[Saved entries]
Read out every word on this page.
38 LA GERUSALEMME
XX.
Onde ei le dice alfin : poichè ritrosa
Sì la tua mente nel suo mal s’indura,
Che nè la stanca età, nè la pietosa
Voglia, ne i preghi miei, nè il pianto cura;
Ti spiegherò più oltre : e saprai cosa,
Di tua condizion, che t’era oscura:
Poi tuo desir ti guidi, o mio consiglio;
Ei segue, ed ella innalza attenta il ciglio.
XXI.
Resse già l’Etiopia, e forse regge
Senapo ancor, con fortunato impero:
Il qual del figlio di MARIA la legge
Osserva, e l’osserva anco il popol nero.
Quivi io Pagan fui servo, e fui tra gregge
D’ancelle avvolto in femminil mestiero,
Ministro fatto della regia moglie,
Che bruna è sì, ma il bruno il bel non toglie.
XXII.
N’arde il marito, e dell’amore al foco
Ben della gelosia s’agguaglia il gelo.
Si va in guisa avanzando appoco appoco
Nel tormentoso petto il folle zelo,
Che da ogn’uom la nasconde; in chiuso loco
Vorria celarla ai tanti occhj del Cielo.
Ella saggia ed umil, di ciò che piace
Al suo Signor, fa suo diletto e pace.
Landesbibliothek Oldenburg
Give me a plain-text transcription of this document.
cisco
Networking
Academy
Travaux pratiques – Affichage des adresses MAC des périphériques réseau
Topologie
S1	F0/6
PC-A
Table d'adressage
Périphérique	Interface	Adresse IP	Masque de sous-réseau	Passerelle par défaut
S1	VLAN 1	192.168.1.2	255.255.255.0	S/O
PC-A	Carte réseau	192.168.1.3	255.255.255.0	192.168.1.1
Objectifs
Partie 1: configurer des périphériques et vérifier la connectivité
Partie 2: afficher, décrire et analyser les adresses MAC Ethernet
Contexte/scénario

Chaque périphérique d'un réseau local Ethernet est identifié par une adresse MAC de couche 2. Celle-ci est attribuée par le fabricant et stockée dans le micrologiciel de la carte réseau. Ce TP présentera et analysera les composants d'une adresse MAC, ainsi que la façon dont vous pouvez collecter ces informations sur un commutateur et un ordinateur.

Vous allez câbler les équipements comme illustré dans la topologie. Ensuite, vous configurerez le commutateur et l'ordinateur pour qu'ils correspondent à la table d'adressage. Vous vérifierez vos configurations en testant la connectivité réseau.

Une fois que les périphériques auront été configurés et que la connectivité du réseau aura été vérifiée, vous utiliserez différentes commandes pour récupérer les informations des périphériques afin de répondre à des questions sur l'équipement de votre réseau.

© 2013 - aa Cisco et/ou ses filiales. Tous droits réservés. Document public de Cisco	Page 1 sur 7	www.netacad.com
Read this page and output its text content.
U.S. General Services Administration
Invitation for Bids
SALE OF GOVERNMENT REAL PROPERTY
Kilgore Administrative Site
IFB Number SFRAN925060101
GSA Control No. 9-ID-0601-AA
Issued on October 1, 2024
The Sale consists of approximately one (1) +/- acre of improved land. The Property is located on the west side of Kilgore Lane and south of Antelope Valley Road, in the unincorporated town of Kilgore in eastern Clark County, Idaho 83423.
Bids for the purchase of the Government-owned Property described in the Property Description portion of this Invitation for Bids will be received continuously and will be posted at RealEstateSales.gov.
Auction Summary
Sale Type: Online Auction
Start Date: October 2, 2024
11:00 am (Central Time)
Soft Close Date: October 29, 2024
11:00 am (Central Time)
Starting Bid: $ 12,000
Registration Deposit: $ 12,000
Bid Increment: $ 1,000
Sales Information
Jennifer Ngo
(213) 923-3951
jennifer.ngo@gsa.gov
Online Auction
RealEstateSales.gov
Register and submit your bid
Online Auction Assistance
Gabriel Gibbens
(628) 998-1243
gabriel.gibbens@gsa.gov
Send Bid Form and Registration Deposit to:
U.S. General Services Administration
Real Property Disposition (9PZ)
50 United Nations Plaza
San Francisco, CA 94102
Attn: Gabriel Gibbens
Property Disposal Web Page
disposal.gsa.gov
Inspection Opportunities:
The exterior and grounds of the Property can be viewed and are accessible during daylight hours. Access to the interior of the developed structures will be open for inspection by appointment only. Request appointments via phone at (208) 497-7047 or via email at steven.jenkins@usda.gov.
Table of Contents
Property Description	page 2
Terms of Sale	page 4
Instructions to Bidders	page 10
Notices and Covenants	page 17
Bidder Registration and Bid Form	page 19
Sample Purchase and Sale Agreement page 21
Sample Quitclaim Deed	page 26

▶ What to work on
Each line of the material should be echoed exactly.

▶ Output for this exercise
Read out every word on this page.
38 LA GERUSALEMME
XX.
Onde ei le dice alfin : poichè ritrosa
Sì la tua mente nel suo mal s’indura,
Che nè la stanca età, nè la pietosa
Voglia, ne i preghi miei, nè il pianto cura;
Ti spiegherò più oltre : e saprai cosa,
Di tua condizion, che t’era oscura:
Poi tuo desir ti guidi, o mio consiglio;
Ei segue, ed ella innalza attenta il ciglio.
XXI.
Resse già l’Etiopia, e forse regge
Senapo ancor, con fortunato impero:
Il qual del figlio di MARIA la legge
Osserva, e l’osserva anco il popol nero.
Quivi io Pagan fui servo, e fui tra gregge
D’ancelle avvolto in femminil mestiero,
Ministro fatto della regia moglie,
Che bruna è sì, ma il bruno il bel non toglie.
XXII.
N’arde il marito, e dell’amore al foco
Ben della gelosia s’agguaglia il gelo.
Si va in guisa avanzando appoco appoco
Nel tormentoso petto il folle zelo,
Che da ogn’uom la nasconde; in chiuso loco
Vorria celarla ai tanti occhj del Cielo.
Ella saggia ed umil, di ciò che piace
Al suo Signor, fa suo diletto e pace.
Landesbibliothek Oldenburg
Give me a plain-text transcription of this document.
cisco
Networking
Academy
Travaux pratiques – Affichage des adresses MAC des périphériques réseau
Topologie
S1	F0/6
PC-A
Table d'adressage
Périphérique	Interface	Adresse IP	Masque de sous-réseau	Passerelle par défaut
S1	VLAN 1	192.168.1.2	255.255.255.0	S/O
PC-A	Carte réseau	192.168.1.3	255.255.255.0	192.168.1.1
Objectifs
Partie 1: configurer des périphériques et vérifier la connectivité
Partie 2: afficher, décrire et analyser les adresses MAC Ethernet
Contexte/scénario

Chaque périphérique d'un réseau local Ethernet est identifié par une adresse MAC de couche 2. Celle-ci est attribuée par le fabricant et stockée dans le micrologiciel de la carte réseau. Ce TP présentera et analysera les composants d'une adresse MAC, ainsi que la façon dont vous pouvez collecter ces informations sur un commutateur et un ordinateur.

Vous allez câbler les équipements comme illustré dans la topologie. Ensuite, vous configurerez le commutateur et l'ordinateur pour qu'ils correspondent à la table d'adressage. Vous vérifierez vos configurations en testant la connectivité réseau.

Une fois que les périphériques auront été configurés et que la connectivité du réseau aura été vérifiée, vous utiliserez différentes commandes pour récupérer les informations des périphériques afin de répondre à des questions sur l'équipement de votre réseau.

© 2013 - aa Cisco et/ou ses filiales. Tous droits réservés. Document public de Cisco	Page 1 sur 7	www.netacad.com
Read this page and output its text content.
U.S. General Services Administration
Invitation for Bids
SALE OF GOVERNMENT REAL PROPERTY
Kilgore Administrative Site
IFB Number SFRAN925060101
GSA Control No. 9-ID-0601-AA
Issued on October 1, 2024
The Sale consists of approximately one (1) +/- acre of improved land. The Property is located on the west side of Kilgore Lane and south of Antelope Valley Road, in the unincorporated town of Kilgore in eastern Clark County, Idaho 83423.
Bids for the purchase of the Government-owned Property described in the Property Description portion of this Invitation for Bids will be received continuously and will be posted at RealEstateSales.gov.
Auction Summary
Sale Type: Online Auction
Start Date: October 2, 2024
11:00 am (Central Time)
Soft Close Date: October 29, 2024
11:00 am (Central Time)
Starting Bid: $ 12,000
Registration Deposit: $ 12,000
Bid Increment: $ 1,000
Sales Information
Jennifer Ngo
(213) 923-3951
jennifer.ngo@gsa.gov
Online Auction
RealEstateSales.gov
Register and submit your bid
Online Auction Assistance
Gabriel Gibbens
(628) 998-1243
gabriel.gibbens@gsa.gov
Send Bid Form and Registration Deposit to:
U.S. General Services Administration
Real Property Disposition (9PZ)
50 United Nations Plaza
San Francisco, CA 94102
Attn: Gabriel Gibbens
Property Disposal Web Page
disposal.gsa.gov
Inspection Opportunities:
The exterior and grounds of the Property can be viewed and are accessible during daylight hours. Access to the interior of the developed structures will be open for inspection by appointment only. Request appointments via phone at (208) 497-7047 or via email at steven.jenkins@usda.gov.
Table of Contents
Property Description	page 2
Terms of Sale	page 4
Instructions to Bidders	page 10
Notices and Covenants	page 17
Bidder Registration and Bid Form	page 19
Sample Purchase and Sale Agreement page 21
Sample Quitclaim Deed	page 26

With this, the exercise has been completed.